▶ _Work instructions_:
Show every line where "sources" occurs.

▶ _Records for the exercise_:

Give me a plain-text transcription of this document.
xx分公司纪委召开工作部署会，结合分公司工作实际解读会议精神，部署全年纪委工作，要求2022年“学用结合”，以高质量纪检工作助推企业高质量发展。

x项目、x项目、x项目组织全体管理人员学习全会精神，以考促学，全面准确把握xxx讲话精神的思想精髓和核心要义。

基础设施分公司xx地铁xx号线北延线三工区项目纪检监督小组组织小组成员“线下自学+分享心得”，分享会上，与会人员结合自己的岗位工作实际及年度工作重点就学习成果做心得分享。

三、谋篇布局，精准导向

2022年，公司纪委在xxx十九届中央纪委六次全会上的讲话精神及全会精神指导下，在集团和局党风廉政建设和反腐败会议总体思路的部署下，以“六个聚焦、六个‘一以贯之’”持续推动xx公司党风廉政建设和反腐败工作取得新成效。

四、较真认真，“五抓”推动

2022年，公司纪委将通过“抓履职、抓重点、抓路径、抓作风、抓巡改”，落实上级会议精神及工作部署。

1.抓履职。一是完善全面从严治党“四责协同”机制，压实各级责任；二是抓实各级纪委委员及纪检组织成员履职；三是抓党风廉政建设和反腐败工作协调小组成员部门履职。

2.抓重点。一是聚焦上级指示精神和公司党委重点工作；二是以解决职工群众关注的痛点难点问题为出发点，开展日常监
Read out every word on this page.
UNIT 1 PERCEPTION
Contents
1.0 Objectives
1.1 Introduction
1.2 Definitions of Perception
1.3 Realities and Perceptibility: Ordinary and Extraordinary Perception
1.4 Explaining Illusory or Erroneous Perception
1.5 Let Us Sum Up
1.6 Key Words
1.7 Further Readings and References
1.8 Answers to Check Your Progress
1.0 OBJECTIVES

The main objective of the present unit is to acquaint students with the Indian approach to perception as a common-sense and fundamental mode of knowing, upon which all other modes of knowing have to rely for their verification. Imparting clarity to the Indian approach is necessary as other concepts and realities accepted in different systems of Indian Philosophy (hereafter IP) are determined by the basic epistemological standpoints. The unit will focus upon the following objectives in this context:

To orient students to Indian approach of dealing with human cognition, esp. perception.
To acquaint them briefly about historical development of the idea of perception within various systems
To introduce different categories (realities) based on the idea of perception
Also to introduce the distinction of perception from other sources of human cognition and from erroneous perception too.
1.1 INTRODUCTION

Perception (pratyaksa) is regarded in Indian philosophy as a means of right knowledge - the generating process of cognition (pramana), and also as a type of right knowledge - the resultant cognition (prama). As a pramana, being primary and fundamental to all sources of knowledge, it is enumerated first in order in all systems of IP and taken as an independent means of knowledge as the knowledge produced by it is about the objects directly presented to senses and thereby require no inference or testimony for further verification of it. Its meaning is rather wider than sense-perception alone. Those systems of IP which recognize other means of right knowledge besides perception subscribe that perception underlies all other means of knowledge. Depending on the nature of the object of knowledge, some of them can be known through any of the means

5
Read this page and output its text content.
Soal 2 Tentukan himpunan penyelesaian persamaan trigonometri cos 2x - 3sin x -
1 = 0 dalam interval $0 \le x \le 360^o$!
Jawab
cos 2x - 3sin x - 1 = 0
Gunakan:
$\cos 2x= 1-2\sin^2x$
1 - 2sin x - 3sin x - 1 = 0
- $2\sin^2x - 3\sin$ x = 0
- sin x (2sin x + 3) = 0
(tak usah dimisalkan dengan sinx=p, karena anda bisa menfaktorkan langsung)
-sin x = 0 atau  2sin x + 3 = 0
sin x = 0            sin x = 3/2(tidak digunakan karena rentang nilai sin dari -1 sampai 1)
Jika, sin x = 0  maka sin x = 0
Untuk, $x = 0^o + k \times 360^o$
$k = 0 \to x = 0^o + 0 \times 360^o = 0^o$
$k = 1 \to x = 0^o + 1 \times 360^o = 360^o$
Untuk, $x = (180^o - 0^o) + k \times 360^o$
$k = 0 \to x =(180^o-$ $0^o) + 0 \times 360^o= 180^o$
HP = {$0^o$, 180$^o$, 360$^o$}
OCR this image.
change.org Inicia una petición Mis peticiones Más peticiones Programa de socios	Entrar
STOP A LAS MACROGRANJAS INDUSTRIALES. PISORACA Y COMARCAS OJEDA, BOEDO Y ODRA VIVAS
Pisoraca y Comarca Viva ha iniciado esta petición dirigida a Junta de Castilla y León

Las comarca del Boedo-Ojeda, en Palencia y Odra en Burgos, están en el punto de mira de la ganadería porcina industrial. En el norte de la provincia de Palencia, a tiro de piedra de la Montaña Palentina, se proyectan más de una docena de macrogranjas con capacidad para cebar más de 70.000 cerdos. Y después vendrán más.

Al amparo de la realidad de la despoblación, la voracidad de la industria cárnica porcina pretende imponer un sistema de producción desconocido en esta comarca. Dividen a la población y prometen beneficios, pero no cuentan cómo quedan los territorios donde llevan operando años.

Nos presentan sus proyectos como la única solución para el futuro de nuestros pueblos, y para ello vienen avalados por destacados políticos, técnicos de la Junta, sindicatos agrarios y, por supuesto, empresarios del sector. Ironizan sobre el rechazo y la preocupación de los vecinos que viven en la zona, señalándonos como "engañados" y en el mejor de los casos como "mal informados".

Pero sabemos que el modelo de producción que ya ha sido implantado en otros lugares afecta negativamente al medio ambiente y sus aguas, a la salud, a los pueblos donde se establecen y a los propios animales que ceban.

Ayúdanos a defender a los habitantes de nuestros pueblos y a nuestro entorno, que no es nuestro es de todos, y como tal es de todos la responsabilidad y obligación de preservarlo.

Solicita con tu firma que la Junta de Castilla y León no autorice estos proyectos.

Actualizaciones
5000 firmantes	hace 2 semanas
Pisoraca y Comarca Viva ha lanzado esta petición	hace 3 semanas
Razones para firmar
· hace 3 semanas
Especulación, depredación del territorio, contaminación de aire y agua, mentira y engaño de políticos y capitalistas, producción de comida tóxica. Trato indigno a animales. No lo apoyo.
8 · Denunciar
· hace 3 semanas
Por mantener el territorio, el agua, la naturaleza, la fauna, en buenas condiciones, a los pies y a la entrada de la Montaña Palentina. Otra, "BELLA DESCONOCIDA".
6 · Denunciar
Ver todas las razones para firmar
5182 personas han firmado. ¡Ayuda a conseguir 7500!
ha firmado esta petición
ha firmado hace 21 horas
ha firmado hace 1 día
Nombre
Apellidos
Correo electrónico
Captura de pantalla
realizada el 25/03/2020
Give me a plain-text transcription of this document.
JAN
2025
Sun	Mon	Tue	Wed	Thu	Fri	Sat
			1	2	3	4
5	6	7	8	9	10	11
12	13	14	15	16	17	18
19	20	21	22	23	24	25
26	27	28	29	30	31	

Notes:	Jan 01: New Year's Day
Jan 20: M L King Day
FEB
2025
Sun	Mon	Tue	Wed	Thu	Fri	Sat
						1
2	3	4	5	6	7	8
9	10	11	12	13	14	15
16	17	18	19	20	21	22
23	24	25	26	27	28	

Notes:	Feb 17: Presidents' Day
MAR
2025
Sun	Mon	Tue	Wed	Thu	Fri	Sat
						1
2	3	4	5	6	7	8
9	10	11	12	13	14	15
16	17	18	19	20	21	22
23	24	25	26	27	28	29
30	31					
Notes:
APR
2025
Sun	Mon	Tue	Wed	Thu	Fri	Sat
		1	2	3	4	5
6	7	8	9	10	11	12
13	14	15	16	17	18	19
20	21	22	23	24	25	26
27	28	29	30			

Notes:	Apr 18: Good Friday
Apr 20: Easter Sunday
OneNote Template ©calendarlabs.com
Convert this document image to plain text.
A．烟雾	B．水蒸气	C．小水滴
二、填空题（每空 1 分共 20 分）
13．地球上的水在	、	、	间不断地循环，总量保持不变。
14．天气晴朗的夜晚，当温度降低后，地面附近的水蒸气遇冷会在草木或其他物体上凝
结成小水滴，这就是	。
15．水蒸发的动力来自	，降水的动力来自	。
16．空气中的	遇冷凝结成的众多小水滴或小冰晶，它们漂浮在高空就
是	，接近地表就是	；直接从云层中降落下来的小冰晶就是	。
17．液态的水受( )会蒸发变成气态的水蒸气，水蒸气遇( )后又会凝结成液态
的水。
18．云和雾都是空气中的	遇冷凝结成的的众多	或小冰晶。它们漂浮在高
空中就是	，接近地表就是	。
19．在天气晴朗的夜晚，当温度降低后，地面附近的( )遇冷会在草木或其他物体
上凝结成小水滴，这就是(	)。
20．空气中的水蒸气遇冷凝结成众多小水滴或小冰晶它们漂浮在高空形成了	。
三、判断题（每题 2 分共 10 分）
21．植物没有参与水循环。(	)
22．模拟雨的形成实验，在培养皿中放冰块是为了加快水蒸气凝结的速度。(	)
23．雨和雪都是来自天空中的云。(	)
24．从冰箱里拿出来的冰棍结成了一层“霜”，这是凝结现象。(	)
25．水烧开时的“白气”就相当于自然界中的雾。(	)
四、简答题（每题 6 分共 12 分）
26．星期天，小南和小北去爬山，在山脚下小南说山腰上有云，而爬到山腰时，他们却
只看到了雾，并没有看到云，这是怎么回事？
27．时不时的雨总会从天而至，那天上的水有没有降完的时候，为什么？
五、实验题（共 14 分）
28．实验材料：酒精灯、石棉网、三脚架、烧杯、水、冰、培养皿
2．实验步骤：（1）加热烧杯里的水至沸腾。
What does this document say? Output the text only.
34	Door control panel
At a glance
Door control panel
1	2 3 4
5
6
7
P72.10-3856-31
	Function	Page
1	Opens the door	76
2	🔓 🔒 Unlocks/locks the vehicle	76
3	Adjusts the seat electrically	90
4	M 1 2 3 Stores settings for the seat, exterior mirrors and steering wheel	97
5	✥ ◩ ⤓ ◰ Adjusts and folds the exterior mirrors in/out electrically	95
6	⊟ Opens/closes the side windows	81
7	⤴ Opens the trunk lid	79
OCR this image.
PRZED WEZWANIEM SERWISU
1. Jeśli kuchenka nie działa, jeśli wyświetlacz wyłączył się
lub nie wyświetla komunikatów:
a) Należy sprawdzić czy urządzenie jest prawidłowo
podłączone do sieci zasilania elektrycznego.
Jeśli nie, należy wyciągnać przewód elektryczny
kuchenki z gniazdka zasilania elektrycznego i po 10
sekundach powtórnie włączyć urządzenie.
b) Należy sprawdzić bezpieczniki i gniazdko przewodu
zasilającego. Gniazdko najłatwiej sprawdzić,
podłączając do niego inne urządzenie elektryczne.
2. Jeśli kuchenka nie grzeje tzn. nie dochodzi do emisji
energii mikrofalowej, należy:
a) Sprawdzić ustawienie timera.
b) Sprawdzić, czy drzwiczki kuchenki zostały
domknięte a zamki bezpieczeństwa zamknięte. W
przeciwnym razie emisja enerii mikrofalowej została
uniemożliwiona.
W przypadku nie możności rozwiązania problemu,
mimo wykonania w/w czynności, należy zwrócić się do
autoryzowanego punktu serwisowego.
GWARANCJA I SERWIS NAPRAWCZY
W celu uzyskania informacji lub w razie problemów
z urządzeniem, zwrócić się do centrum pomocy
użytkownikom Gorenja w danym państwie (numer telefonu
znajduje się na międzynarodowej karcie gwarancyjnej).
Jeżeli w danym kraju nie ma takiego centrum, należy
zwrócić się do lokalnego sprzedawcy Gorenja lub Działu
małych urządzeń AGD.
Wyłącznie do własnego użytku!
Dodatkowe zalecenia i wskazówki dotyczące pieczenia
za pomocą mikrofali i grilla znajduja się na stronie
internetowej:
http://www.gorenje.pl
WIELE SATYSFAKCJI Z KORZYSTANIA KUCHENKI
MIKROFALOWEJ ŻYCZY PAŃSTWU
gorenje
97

▶ _Answer below_:
Also to introduce the distinction of perception from other sources of human cognition and from erroneous perception too.
Perception (pratyaksa) is regarded in Indian philosophy as a means of right knowledge - the generating process of cognition (pramana), and also as a type of right knowledge - the resultant cognition (prama). As a pramana, being primary and fundamental to all sources of knowledge, it is enumerated first in order in all systems of IP and taken as an independent means of knowledge as the knowledge produced by it is about the objects directly presented to senses and thereby require no inference or testimony for further verification of it. Its meaning is rather wider than sense-perception alone. Those systems of IP which recognize other means of right knowledge besides perception subscribe that perception underlies all other means of knowledge. Depending on the nature of the object of knowledge, some of them can be known through any of the means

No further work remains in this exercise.